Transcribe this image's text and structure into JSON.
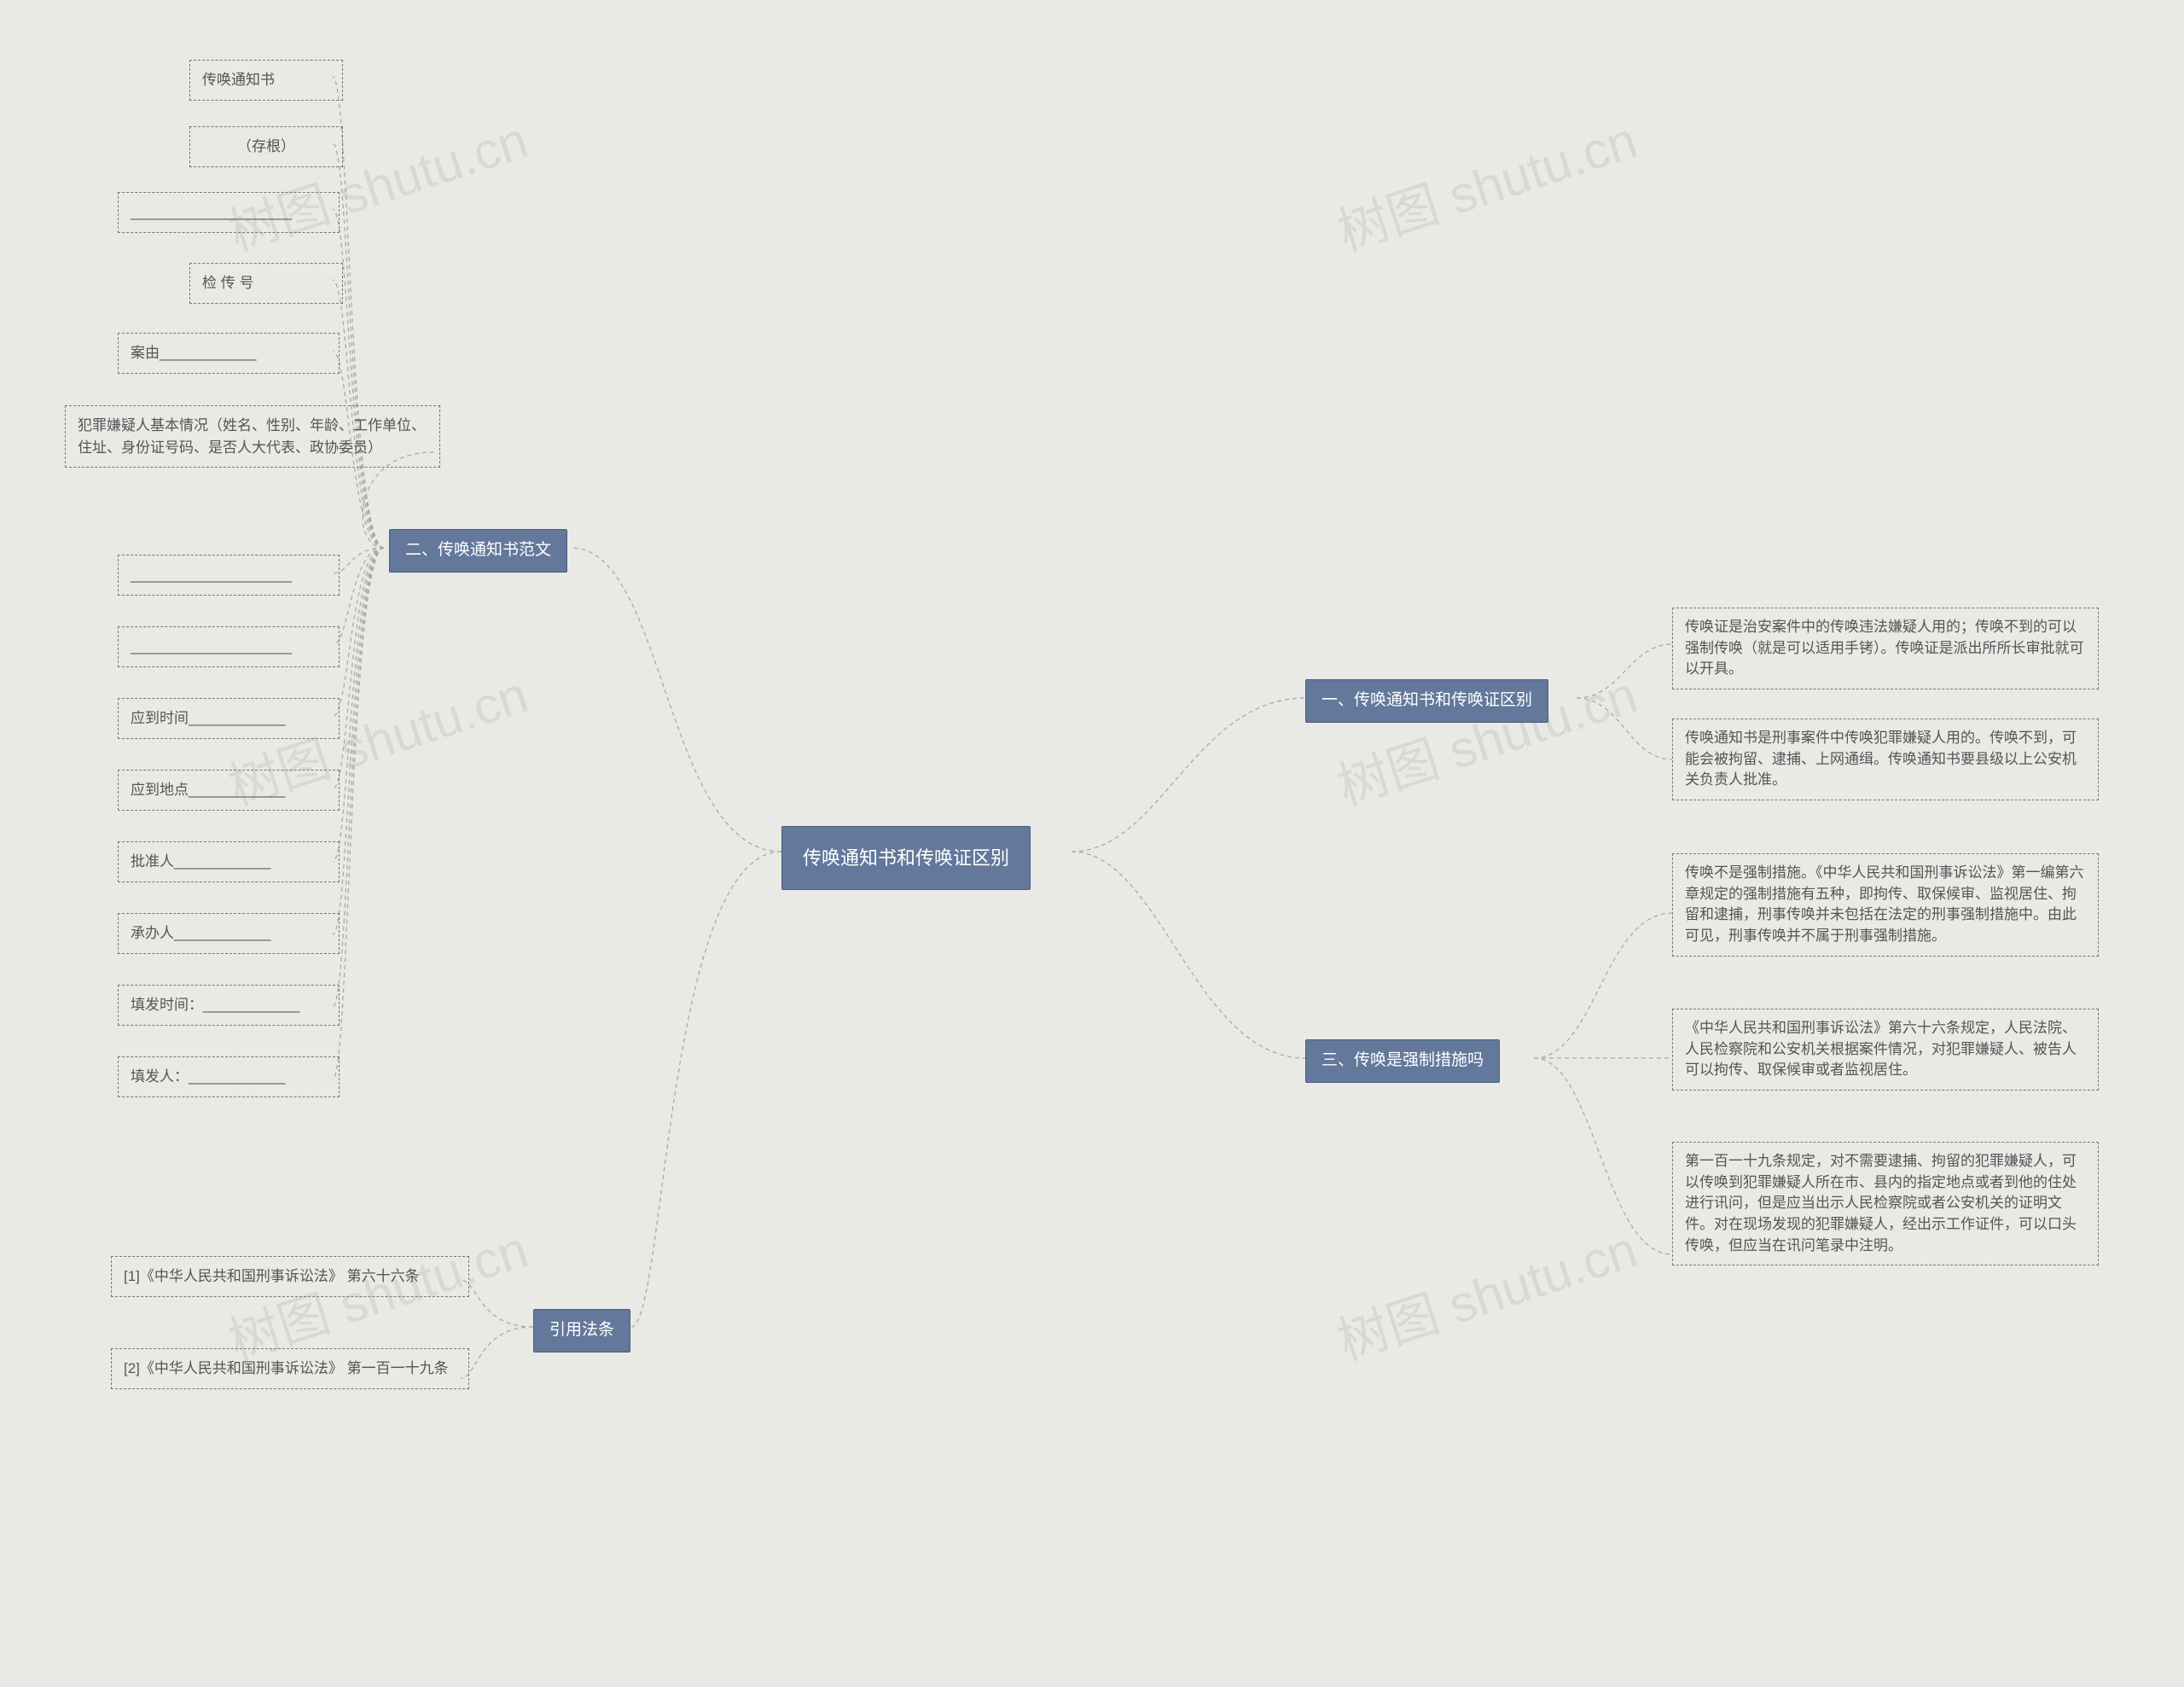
{
  "root": {
    "title": "传唤通知书和传唤证区别"
  },
  "branches": {
    "b1": {
      "title": "一、传唤通知书和传唤证区别",
      "children": {
        "c1": "传唤证是治安案件中的传唤违法嫌疑人用的；传唤不到的可以强制传唤（就是可以适用手铐）。传唤证是派出所所长审批就可以开具。",
        "c2": "传唤通知书是刑事案件中传唤犯罪嫌疑人用的。传唤不到，可能会被拘留、逮捕、上网通缉。传唤通知书要县级以上公安机关负责人批准。"
      }
    },
    "b2": {
      "title": "二、传唤通知书范文",
      "children": {
        "n1": "传唤通知书",
        "n2": "（存根）",
        "n3": "____________________",
        "n4": "检 传  号",
        "n5": "案由____________",
        "n6": "犯罪嫌疑人基本情况（姓名、性别、年龄、工作单位、住址、身份证号码、是否人大代表、政协委员）",
        "n7": "____________________",
        "n8": "____________________",
        "n9": "应到时间____________",
        "n10": "应到地点____________",
        "n11": "批准人____________",
        "n12": "承办人____________",
        "n13": "填发时间：____________",
        "n14": "填发人：____________"
      }
    },
    "b3": {
      "title": "三、传唤是强制措施吗",
      "children": {
        "c1": "传唤不是强制措施。《中华人民共和国刑事诉讼法》第一编第六章规定的强制措施有五种，即拘传、取保候审、监视居住、拘留和逮捕，刑事传唤并未包括在法定的刑事强制措施中。由此可见，刑事传唤并不属于刑事强制措施。",
        "c2": "《中华人民共和国刑事诉讼法》第六十六条规定，人民法院、人民检察院和公安机关根据案件情况，对犯罪嫌疑人、被告人可以拘传、取保候审或者监视居住。",
        "c3": "第一百一十九条规定，对不需要逮捕、拘留的犯罪嫌疑人，可以传唤到犯罪嫌疑人所在市、县内的指定地点或者到他的住处进行讯问，但是应当出示人民检察院或者公安机关的证明文件。对在现场发现的犯罪嫌疑人，经出示工作证件，可以口头传唤，但应当在讯问笔录中注明。"
      }
    },
    "ref": {
      "title": "引用法条",
      "children": {
        "r1": "[1]《中华人民共和国刑事诉讼法》 第六十六条",
        "r2": "[2]《中华人民共和国刑事诉讼法》 第一百一十九条"
      }
    }
  },
  "watermark_text": "树图 shutu.cn"
}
::::
* _Job_
Copy out every line where the word "中华人民共和国刑事诉讼法" occurs.

* _Result of this task_
        "c1": "传唤不是强制措施。《中华人民共和国刑事诉讼法》第一编第六章规定的强制措施有五种，即拘传、取保候审、监视居住、拘留和逮捕，刑事传唤并未包括在法定的刑事强制措施中。由此可见，刑事传唤并不属于刑事强制措施。",
        "c2": "《中华人民共和国刑事诉讼法》第六十六条规定，人民法院、人民检察院和公安机关根据案件情况，对犯罪嫌疑人、被告人可以拘传、取保候审或者监视居住。",
        "r1": "[1]《中华人民共和国刑事诉讼法》 第六十六条",
        "r2": "[2]《中华人民共和国刑事诉讼法》 第一百一十九条"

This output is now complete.